Entries supplied ->
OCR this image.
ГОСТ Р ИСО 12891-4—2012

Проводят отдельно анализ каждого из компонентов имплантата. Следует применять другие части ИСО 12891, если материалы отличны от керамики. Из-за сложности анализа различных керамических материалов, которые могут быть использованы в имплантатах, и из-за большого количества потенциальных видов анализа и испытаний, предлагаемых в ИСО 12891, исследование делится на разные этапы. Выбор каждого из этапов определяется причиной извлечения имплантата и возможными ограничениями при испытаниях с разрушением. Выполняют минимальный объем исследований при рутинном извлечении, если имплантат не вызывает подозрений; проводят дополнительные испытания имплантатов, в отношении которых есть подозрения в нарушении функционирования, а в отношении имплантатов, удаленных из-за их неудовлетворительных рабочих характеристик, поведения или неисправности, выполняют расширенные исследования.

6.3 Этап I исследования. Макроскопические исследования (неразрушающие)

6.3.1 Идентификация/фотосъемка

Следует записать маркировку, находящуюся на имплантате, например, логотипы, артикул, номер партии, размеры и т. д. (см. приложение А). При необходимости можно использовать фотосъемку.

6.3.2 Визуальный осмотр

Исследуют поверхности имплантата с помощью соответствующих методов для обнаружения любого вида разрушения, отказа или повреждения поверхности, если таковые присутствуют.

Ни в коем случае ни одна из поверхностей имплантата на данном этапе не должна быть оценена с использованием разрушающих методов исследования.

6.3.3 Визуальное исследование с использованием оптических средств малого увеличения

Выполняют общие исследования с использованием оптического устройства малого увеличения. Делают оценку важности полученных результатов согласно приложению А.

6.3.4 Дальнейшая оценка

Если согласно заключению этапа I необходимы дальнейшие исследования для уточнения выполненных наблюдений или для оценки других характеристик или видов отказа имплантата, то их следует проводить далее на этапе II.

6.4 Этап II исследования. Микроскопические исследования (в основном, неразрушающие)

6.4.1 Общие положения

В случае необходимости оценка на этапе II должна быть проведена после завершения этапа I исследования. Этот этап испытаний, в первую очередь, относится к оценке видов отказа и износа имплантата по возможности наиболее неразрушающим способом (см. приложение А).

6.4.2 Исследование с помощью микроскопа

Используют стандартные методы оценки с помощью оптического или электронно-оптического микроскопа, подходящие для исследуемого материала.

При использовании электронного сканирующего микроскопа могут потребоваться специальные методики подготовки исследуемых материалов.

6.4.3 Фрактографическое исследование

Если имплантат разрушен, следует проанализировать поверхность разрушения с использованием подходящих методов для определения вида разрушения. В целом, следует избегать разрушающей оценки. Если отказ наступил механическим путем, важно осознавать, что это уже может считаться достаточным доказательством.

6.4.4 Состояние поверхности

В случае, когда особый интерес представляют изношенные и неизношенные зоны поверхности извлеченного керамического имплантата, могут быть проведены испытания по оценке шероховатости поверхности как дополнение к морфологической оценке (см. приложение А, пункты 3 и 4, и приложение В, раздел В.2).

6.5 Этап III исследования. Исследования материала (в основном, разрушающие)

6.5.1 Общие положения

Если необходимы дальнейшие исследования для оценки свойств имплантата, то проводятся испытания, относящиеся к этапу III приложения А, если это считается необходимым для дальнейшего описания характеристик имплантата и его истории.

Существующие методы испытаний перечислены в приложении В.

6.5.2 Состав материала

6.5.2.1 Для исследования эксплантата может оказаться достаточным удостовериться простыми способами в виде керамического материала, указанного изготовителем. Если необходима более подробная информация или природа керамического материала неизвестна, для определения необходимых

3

The exercise ->
Gather up every line in the data above that contains the word "должна", copying each one.

Worked answer ->
Ни в коем случае ни одна из поверхностей имплантата на данном этапе не должна быть оценена с использованием разрушающих методов исследования.
В случае необходимости оценка на этапе II должна быть проведена после завершения этапа I исследования. Этот этап испытаний, в первую очередь, относится к оценке видов отказа и износа имплантата по возможности наиболее неразрушающим способом (см. приложение А).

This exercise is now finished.